Start of MATERIAL PROVIDED
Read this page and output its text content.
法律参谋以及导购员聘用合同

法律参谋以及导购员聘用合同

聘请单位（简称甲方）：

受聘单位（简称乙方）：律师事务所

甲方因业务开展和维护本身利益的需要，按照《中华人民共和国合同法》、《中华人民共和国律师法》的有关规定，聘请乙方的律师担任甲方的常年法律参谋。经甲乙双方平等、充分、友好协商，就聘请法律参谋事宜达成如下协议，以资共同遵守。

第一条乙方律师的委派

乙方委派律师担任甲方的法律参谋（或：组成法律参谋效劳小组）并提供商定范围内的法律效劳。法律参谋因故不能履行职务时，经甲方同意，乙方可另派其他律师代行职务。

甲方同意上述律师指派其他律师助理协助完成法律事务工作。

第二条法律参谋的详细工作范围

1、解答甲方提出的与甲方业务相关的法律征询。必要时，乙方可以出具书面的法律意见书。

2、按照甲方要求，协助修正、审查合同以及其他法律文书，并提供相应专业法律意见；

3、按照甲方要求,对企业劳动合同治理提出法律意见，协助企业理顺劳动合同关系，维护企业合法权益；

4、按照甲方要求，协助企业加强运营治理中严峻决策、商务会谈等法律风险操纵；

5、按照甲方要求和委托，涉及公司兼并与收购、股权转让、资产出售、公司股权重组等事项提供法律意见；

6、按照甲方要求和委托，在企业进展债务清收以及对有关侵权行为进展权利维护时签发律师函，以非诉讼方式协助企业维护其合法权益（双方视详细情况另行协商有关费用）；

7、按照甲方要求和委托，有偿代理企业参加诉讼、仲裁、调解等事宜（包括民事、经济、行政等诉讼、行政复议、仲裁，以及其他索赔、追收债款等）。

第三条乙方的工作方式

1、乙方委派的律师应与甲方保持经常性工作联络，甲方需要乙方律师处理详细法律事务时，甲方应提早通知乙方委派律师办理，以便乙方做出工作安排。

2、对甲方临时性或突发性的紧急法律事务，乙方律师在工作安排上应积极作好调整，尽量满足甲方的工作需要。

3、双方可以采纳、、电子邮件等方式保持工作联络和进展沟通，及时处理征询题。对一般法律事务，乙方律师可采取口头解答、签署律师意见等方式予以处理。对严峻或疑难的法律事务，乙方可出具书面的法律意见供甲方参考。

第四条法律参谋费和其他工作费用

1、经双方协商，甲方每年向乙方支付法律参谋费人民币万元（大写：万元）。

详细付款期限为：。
End of MATERIAL PROVIDED
• _SET EXERCISE_: Output the records exactly, including every line.

• _SOLUTION FOR THIS EXERCISE_:
Read this page and output its text content.
法律参谋以及导购员聘用合同

法律参谋以及导购员聘用合同

聘请单位（简称甲方）：

受聘单位（简称乙方）：律师事务所

甲方因业务开展和维护本身利益的需要，按照《中华人民共和国合同法》、《中华人民共和国律师法》的有关规定，聘请乙方的律师担任甲方的常年法律参谋。经甲乙双方平等、充分、友好协商，就聘请法律参谋事宜达成如下协议，以资共同遵守。

第一条乙方律师的委派

乙方委派律师担任甲方的法律参谋（或：组成法律参谋效劳小组）并提供商定范围内的法律效劳。法律参谋因故不能履行职务时，经甲方同意，乙方可另派其他律师代行职务。

甲方同意上述律师指派其他律师助理协助完成法律事务工作。

第二条法律参谋的详细工作范围

1、解答甲方提出的与甲方业务相关的法律征询。必要时，乙方可以出具书面的法律意见书。

2、按照甲方要求，协助修正、审查合同以及其他法律文书，并提供相应专业法律意见；

3、按照甲方要求,对企业劳动合同治理提出法律意见，协助企业理顺劳动合同关系，维护企业合法权益；

4、按照甲方要求，协助企业加强运营治理中严峻决策、商务会谈等法律风险操纵；

5、按照甲方要求和委托，涉及公司兼并与收购、股权转让、资产出售、公司股权重组等事项提供法律意见；

6、按照甲方要求和委托，在企业进展债务清收以及对有关侵权行为进展权利维护时签发律师函，以非诉讼方式协助企业维护其合法权益（双方视详细情况另行协商有关费用）；

7、按照甲方要求和委托，有偿代理企业参加诉讼、仲裁、调解等事宜（包括民事、经济、行政等诉讼、行政复议、仲裁，以及其他索赔、追收债款等）。

第三条乙方的工作方式

1、乙方委派的律师应与甲方保持经常性工作联络，甲方需要乙方律师处理详细法律事务时，甲方应提早通知乙方委派律师办理，以便乙方做出工作安排。

2、对甲方临时性或突发性的紧急法律事务，乙方律师在工作安排上应积极作好调整，尽量满足甲方的工作需要。

3、双方可以采纳、、电子邮件等方式保持工作联络和进展沟通，及时处理征询题。对一般法律事务，乙方律师可采取口头解答、签署律师意见等方式予以处理。对严峻或疑难的法律事务，乙方可出具书面的法律意见供甲方参考。

第四条法律参谋费和其他工作费用

1、经双方协商，甲方每年向乙方支付法律参谋费人民币万元（大写：万元）。

详细付款期限为：。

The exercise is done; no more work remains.